* Text block
The business correspondents (BC) model was launched in January 2006, when the RBI permitted banks to engage intermediaries in the banking process. This model enables banks to service neglected areas by allowing intermediaries to facilitate transactions and deliver other banking services directly. Originally, a fairly limited number of entities, including NGOs and certain microfinance institutions, were eligible to act as BCs; however, in 2010, the list was expanded to include for-profit companies In 2018, operators of Common Service Centers (CSCs) who work with local governing gram panchayats also began working as BCs to further improve penetration of banking services.

Expansion of financial technology, or fintech, has been proposed as an effective strategy to achieve financial inclusion. While incorporation of technology does pose some risks, it is being used to deliver banking services to those in rural and remote areas who are typically unserved. The United Nations 2030 Agenda for Sustainable Development (UN-2030-ASD) and the G20 High-Level Principles for Digital Financial Inclusion (G20-HLP-DFI) describe the importance of using Fintech to reduce financial exclusion and income inequality, which means that financial inclusion through Fintech may show significant signs on the reduction of inequality. Banks have been advised to make effective use of information and communications technology (ICT) to provide banking services to people directly through the BC model, where the accounts can be operated by even illiterate customers by using biometrics, thus ensuring the security of transactions and enhancing confidence in the banking system. In 2018 the World Bank and International Monetary Fund (IMF) launched the Bali Fintech Agenda to provide a framework for domestic policy discussions around deepening access to financial services in a variety of different contexts.

Unique credit cards are now offered by banks, the most popular being general purpose credit cards (GCCs) and Kisan credit cards. These unique cards offer credit to those in rural and semi-urban areas, farmers, and others with adjusted collateral and security requirements with the objective of providing hassle-free credit.

Electronic benefit transfer (EBT) is being implemented by banks at the advice of the RBI with the goal of reducing dependence on cash, lowering transaction costs, and address corruption.

Increasing the number of rural banks remains a priority for the RBI. In 2009, the RBI relaxed previous policies requiring authorization before opening new branches in the hopes that simplified authorization would increase branches in underserved areas. Beginning in 2011, the RBI required 25% of new branches opened in a given year be in unbanked rural areas to ensure a more even spread of banking facilities.

The self-help group (SHG) linkage model has also been proposed to improve financial inclusion by linking community groups to the formal banking sector through government programs, credit cooperatives, NGOs, or other microfinance institutions. Group-based models in which members pool their savings have also been seen as tools for social and economic empowerment, particularly when women are leaders and participants.

==== Government policy strategies ====

The Mahatma Gandhi National Rural Employment Guarantee Act (MGNREGA) is meant to provide supplemental employment at a guaranteed minimum wage and facilitate financial inclusion to empower women and rural laborers. While achieving financial inclusion is not its main goal, the program directly deposits wages into bank accounts as a way to limit corruption, speed delivery of benefits, and connect wage laborers to bank accounts.

* Exercise aim
Rewrite the text on financial inclusion from "The Mahatma Gandhi" up to and including "to bank accounts.", and change "rural laborers" to "rural workers".

* Extracted material
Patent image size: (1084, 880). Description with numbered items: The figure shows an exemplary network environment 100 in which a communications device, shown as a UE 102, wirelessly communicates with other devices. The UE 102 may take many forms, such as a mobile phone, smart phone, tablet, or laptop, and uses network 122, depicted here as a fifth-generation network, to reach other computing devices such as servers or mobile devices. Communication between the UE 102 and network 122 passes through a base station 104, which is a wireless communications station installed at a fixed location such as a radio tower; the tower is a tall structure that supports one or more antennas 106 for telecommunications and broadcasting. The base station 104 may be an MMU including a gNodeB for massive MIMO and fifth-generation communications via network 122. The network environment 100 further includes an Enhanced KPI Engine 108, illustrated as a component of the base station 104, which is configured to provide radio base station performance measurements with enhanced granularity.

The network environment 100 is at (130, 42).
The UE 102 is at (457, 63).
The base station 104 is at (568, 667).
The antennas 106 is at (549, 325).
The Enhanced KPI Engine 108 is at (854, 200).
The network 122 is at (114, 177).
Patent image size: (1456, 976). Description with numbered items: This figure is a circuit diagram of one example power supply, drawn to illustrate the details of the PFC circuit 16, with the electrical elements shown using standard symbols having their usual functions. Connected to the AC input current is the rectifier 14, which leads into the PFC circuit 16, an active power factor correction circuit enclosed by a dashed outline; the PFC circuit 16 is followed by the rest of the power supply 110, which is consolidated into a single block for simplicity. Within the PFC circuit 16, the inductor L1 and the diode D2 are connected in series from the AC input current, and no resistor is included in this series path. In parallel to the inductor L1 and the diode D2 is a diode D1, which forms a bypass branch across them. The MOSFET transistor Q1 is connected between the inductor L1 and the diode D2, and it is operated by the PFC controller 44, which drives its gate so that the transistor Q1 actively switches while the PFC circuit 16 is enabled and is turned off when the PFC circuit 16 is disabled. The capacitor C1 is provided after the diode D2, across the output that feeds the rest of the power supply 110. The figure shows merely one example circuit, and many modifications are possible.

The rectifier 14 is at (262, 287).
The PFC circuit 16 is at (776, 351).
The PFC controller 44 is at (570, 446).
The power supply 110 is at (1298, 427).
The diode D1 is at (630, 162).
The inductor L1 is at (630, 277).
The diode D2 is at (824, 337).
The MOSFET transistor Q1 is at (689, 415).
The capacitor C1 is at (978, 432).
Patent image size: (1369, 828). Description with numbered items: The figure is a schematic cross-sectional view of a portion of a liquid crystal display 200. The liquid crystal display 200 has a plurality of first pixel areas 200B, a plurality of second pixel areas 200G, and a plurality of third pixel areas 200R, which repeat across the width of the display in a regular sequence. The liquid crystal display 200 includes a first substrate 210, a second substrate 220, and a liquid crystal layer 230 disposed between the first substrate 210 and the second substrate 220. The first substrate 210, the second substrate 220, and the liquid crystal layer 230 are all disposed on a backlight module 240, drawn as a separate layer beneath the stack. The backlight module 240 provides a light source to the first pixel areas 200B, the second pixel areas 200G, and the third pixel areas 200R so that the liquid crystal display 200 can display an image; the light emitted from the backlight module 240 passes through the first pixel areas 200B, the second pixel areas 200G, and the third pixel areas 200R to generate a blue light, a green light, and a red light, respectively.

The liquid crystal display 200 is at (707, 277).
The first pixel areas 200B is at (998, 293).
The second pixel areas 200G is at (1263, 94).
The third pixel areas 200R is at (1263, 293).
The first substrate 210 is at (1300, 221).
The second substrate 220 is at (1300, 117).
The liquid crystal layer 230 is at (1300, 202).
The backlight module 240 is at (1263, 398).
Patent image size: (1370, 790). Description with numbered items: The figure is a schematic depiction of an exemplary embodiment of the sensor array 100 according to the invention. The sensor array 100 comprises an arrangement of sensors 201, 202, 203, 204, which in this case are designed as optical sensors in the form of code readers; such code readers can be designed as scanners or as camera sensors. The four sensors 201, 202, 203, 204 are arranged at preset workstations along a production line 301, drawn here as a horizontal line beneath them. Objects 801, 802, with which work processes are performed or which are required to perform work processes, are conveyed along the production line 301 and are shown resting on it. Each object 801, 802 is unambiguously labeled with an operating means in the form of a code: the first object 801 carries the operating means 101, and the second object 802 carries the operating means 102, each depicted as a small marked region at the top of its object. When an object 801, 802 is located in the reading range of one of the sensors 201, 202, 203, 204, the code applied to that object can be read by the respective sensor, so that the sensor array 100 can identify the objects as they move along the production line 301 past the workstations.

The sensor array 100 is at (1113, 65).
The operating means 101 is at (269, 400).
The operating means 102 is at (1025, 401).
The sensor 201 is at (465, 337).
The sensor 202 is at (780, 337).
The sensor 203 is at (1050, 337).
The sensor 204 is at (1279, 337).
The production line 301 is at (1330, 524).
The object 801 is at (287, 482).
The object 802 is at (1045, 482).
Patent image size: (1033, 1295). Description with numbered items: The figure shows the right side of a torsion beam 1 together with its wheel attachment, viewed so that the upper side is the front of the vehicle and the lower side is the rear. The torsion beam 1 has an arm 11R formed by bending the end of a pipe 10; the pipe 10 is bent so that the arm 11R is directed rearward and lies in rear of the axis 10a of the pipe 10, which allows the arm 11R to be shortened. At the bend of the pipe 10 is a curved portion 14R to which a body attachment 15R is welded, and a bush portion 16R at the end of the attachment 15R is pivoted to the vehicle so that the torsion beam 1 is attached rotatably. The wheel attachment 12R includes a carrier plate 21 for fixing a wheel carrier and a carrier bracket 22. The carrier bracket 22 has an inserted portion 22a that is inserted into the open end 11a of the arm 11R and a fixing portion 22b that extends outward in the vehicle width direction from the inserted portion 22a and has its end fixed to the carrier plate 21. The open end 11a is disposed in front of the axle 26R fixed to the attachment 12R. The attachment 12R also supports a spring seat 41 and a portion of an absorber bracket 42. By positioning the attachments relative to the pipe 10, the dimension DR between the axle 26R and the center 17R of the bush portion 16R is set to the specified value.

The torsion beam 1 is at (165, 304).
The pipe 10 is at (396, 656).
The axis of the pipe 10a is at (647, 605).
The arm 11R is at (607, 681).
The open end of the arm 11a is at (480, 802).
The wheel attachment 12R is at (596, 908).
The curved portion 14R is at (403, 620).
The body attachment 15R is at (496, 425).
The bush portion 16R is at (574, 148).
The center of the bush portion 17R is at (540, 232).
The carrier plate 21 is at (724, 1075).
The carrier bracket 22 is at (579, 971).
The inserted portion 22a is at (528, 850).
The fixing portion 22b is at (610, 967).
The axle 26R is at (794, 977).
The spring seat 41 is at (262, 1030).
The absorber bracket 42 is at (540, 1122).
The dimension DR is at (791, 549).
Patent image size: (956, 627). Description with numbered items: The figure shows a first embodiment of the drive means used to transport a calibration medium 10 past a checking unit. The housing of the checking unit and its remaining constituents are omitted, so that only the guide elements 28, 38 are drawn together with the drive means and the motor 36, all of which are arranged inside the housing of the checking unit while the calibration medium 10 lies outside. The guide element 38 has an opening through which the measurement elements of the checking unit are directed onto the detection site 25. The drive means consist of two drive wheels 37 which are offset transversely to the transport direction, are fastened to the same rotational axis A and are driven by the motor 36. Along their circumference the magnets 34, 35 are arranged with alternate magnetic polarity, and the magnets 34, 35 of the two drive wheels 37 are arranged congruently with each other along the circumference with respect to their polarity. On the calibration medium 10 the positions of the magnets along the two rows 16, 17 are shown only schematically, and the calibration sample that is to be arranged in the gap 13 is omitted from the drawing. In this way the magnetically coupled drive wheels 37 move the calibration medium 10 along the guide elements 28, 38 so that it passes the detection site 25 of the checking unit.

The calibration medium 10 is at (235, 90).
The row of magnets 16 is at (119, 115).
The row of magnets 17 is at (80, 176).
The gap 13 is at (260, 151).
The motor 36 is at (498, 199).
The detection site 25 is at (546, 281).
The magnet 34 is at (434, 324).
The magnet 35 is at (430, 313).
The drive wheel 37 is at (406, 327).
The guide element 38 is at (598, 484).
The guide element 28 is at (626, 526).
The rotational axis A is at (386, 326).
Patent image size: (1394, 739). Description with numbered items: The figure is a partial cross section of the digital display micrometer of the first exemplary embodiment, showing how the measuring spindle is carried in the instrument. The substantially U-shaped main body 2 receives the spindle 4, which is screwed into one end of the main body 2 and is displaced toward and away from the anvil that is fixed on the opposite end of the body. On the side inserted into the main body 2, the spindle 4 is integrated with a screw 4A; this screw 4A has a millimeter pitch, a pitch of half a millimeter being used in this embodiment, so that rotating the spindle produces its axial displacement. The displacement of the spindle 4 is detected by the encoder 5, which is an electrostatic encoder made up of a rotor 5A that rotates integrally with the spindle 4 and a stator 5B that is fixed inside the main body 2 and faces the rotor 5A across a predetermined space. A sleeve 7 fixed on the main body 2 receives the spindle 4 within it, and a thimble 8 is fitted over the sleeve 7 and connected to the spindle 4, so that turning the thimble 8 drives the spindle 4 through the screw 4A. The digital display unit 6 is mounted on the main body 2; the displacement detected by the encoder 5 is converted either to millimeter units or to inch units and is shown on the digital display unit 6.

* Response
The Mahatma Gandhi National Rural Employment Guarantee Act (MGNREGA) is meant to provide supplemental employment at a guaranteed minimum wage and facilitate financial inclusion to empower women and rural workers. While achieving financial inclusion is not its main goal, the program directly deposits wages into bank accounts as a way to limit corruption, speed delivery of benefits, and connect wage laborers to bank accounts.